# [PROBLEM REQUIREMENTS]
Please rewrite everything from the line containing "For every button, label, input, icon, or" down to the line containing "- bar-automatic-2025: [202, 267, 236, 326]", replacing "bounding box" with "enclosing rectangle" and leaving all else unchanged. Leave the pictures out of your answer.

-------- DATA TO PROCESS

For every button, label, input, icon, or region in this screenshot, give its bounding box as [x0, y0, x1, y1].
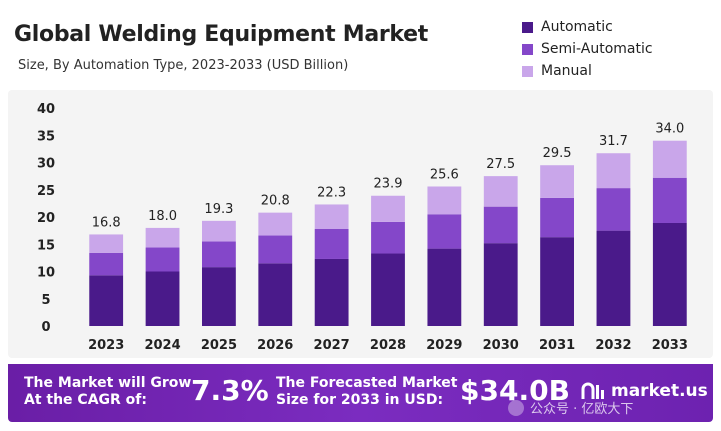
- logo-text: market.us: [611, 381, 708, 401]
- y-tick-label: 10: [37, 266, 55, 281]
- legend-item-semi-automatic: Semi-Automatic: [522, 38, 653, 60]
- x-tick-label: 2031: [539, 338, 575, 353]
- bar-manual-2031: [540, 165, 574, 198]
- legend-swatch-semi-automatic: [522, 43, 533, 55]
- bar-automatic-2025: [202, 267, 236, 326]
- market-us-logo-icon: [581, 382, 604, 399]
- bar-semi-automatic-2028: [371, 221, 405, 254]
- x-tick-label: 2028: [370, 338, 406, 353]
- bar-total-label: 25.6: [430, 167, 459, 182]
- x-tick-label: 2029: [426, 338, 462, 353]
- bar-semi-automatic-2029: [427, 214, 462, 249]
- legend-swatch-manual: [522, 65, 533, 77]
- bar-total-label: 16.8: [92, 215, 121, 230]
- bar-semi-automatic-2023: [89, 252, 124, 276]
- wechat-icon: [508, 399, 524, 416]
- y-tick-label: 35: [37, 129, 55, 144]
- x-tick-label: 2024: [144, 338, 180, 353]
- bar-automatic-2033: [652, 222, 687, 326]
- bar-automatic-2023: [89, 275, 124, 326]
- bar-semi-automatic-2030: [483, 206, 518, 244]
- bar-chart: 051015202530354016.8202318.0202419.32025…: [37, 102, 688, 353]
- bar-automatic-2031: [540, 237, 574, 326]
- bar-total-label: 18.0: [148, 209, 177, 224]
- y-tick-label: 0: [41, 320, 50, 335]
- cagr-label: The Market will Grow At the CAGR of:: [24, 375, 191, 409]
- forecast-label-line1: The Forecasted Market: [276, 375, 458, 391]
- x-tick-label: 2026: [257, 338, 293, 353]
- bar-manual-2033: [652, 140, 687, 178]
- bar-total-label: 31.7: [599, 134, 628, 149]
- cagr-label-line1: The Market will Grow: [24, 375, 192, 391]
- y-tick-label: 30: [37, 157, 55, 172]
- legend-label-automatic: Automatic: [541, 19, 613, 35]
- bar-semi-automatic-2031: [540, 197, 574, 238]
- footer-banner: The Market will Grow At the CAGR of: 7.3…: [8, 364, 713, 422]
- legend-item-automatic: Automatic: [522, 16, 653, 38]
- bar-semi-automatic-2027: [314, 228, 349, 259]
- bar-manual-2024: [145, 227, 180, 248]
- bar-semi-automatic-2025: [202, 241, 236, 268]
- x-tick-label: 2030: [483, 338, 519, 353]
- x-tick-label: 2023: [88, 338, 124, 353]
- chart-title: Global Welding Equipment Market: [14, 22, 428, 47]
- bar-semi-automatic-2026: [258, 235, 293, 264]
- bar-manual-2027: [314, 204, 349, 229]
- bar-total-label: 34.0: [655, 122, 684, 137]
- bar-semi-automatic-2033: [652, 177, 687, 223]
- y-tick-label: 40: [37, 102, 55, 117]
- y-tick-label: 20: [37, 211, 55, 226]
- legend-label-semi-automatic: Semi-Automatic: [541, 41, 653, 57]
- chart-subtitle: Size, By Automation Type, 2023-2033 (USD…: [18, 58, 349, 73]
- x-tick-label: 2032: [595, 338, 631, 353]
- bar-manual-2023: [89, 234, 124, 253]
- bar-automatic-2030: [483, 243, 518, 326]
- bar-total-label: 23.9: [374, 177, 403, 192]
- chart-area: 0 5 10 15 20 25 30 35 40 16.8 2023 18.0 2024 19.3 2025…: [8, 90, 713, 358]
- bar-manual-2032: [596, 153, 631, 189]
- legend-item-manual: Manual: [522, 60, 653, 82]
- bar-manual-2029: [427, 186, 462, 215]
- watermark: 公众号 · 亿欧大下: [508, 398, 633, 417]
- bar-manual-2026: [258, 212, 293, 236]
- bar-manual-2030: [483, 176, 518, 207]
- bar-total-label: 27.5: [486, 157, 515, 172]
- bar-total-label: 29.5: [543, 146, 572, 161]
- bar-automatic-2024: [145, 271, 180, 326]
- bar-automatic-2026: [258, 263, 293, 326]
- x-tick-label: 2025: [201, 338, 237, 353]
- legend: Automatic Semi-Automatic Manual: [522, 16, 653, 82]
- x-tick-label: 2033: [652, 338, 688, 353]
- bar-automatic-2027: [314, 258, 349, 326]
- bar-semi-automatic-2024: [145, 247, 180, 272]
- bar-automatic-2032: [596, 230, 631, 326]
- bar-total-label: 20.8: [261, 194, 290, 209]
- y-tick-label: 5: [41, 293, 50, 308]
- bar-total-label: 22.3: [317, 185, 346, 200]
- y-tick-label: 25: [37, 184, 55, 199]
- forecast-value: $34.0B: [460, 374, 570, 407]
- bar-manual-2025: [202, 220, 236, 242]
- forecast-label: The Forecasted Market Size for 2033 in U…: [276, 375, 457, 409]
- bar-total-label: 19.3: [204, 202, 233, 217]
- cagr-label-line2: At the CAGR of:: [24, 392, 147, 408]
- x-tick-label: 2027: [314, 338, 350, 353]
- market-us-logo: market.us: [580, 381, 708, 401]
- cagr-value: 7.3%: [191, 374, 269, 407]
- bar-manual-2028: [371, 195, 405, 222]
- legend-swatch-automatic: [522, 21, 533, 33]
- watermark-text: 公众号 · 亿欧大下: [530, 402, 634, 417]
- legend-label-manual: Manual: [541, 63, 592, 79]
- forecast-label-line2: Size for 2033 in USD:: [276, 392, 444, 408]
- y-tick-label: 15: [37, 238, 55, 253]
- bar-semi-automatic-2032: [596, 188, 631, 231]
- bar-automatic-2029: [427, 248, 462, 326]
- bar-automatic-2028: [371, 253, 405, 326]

----------------
-------- DATA TO PROCESS

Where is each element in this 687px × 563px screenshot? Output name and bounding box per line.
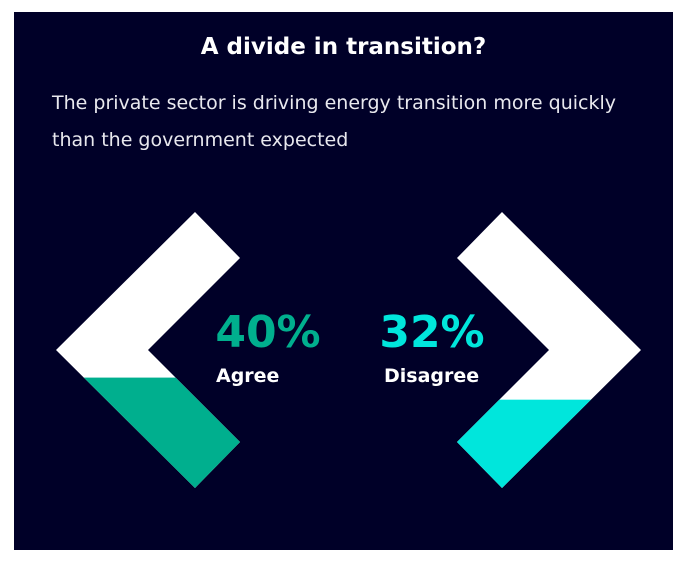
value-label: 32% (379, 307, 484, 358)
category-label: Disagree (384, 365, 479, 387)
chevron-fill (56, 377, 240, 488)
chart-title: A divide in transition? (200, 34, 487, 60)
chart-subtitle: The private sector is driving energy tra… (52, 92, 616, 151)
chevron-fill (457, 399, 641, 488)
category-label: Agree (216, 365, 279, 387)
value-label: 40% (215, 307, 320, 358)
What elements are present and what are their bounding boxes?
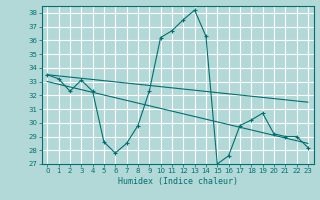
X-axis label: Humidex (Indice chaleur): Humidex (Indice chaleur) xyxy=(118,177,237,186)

----------------

# [RESPONSE TO THIS EXERCISE]
For every button, label, input, icon, or region in this screenshot, give its enclosing rectangle as [x0, y0, x1, y1].
- logo-text: market.us: [611, 381, 708, 401]
- y-tick-label: 10: [37, 266, 55, 281]
- legend-item-semi-automatic: Semi-Automatic: [522, 38, 653, 60]
- x-tick-label: 2031: [539, 338, 575, 353]
- bar-manual-2031: [540, 165, 574, 198]
- legend-swatch-semi-automatic: [522, 43, 533, 55]
- bar-automatic-2025: [202, 267, 236, 326]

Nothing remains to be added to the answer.